Figure record listings
┄┄┄┄┄┄

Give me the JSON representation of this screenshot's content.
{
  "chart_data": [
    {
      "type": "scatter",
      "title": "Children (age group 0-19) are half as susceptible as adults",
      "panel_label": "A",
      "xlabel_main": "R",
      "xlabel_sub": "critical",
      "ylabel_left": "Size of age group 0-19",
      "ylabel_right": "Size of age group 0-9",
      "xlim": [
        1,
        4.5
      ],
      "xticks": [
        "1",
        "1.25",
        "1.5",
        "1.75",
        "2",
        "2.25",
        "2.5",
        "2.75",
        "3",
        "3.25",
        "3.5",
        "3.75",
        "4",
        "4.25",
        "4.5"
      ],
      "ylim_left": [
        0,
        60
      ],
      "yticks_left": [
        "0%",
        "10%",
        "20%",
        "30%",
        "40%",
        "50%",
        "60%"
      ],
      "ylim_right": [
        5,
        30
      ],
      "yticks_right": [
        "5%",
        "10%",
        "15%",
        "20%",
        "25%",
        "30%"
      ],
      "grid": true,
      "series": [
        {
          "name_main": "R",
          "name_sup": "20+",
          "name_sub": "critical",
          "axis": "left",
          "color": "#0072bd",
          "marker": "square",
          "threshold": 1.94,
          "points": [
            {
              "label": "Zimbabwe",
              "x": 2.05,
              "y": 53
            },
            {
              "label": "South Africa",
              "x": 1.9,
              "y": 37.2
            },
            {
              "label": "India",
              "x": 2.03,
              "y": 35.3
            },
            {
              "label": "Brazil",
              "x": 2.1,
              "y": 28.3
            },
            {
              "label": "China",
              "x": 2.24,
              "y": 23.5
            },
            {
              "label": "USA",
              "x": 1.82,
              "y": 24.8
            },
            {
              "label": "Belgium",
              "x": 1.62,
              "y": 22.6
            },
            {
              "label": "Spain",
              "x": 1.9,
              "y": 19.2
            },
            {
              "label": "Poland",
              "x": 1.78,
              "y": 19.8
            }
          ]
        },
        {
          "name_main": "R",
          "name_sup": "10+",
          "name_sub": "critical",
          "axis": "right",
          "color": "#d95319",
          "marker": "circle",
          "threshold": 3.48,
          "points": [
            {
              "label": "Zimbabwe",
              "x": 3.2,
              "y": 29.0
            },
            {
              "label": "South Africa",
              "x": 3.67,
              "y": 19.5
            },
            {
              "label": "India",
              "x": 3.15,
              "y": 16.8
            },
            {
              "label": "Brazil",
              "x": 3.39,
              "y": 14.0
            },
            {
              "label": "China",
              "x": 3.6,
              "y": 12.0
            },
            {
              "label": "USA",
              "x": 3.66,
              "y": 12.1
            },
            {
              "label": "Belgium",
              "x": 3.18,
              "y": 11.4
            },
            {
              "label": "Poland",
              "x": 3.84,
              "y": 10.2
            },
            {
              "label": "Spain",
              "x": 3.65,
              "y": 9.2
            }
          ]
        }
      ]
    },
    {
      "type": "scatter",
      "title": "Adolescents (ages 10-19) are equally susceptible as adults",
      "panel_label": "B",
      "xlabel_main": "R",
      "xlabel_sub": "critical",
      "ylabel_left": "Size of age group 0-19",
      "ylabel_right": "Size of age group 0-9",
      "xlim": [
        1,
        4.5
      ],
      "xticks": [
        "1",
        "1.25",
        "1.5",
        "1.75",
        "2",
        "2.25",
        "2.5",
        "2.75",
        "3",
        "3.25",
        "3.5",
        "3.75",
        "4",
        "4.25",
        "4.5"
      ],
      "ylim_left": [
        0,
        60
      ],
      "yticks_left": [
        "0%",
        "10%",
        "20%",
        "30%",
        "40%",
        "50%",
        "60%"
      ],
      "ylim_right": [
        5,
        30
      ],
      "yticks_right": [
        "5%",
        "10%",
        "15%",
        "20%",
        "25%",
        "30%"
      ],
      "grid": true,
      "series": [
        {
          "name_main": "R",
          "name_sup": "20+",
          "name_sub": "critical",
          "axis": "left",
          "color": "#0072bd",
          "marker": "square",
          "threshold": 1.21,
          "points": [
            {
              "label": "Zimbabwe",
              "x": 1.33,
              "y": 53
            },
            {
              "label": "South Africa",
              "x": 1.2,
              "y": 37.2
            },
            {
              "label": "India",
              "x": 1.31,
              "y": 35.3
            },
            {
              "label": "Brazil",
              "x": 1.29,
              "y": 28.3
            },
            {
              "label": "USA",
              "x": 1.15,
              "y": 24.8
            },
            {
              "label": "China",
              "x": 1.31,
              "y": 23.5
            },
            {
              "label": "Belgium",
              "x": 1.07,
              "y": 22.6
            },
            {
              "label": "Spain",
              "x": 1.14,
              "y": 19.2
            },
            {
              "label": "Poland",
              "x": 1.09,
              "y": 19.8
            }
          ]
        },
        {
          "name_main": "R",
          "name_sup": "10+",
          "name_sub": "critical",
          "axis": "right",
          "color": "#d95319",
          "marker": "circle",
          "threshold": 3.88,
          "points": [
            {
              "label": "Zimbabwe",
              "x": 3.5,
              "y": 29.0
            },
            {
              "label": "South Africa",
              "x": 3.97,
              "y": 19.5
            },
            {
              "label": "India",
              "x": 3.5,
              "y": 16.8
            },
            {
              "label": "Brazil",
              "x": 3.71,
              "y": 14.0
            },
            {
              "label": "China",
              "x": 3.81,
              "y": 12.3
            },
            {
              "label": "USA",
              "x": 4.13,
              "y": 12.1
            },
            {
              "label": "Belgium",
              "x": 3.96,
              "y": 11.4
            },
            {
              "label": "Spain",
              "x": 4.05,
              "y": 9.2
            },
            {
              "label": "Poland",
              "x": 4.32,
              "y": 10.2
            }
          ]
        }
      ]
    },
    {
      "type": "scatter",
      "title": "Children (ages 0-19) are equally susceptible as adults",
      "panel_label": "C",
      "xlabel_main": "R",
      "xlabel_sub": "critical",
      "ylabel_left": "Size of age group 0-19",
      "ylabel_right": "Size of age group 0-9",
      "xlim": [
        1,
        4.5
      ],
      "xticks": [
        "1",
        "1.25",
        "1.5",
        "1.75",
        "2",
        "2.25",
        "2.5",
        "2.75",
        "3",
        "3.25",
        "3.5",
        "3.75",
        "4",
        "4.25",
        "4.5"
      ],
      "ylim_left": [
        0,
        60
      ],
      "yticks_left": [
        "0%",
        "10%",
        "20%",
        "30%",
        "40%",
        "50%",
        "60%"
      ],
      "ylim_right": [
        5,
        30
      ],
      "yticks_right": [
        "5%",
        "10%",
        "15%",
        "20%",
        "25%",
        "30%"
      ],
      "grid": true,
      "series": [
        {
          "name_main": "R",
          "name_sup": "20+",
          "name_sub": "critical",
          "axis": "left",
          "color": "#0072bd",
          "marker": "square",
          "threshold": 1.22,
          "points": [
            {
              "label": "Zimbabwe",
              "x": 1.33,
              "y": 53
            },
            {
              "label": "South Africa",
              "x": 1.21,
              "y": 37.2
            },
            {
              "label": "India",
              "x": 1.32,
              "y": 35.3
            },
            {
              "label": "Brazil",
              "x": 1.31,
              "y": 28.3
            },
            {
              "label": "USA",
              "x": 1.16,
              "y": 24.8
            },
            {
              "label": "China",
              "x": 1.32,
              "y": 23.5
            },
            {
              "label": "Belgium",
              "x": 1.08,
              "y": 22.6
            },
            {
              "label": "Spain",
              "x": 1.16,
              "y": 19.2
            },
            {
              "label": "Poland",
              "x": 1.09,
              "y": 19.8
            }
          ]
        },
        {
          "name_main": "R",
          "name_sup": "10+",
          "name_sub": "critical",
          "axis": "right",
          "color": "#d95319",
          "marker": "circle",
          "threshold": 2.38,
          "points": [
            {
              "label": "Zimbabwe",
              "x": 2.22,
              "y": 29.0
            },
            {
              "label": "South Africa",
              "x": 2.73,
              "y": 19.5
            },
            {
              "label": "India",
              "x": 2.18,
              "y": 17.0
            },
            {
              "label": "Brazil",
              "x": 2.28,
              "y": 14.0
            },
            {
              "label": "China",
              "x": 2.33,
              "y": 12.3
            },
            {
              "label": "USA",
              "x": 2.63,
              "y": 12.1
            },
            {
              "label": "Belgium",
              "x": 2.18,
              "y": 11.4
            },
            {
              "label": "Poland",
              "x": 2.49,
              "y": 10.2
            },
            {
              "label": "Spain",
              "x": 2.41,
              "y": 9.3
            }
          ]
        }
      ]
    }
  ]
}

┄┄┄┄┄┄

▸ **What you will do**: Find each line that has the word "title", then copy it out.

▸ **Output of the exercise**:
      "title": "Children (age group 0-19) are half as susceptible as adults",
      "title": "Adolescents (ages 10-19) are equally susceptible as adults",
      "title": "Children (ages 0-19) are equally susceptible as adults",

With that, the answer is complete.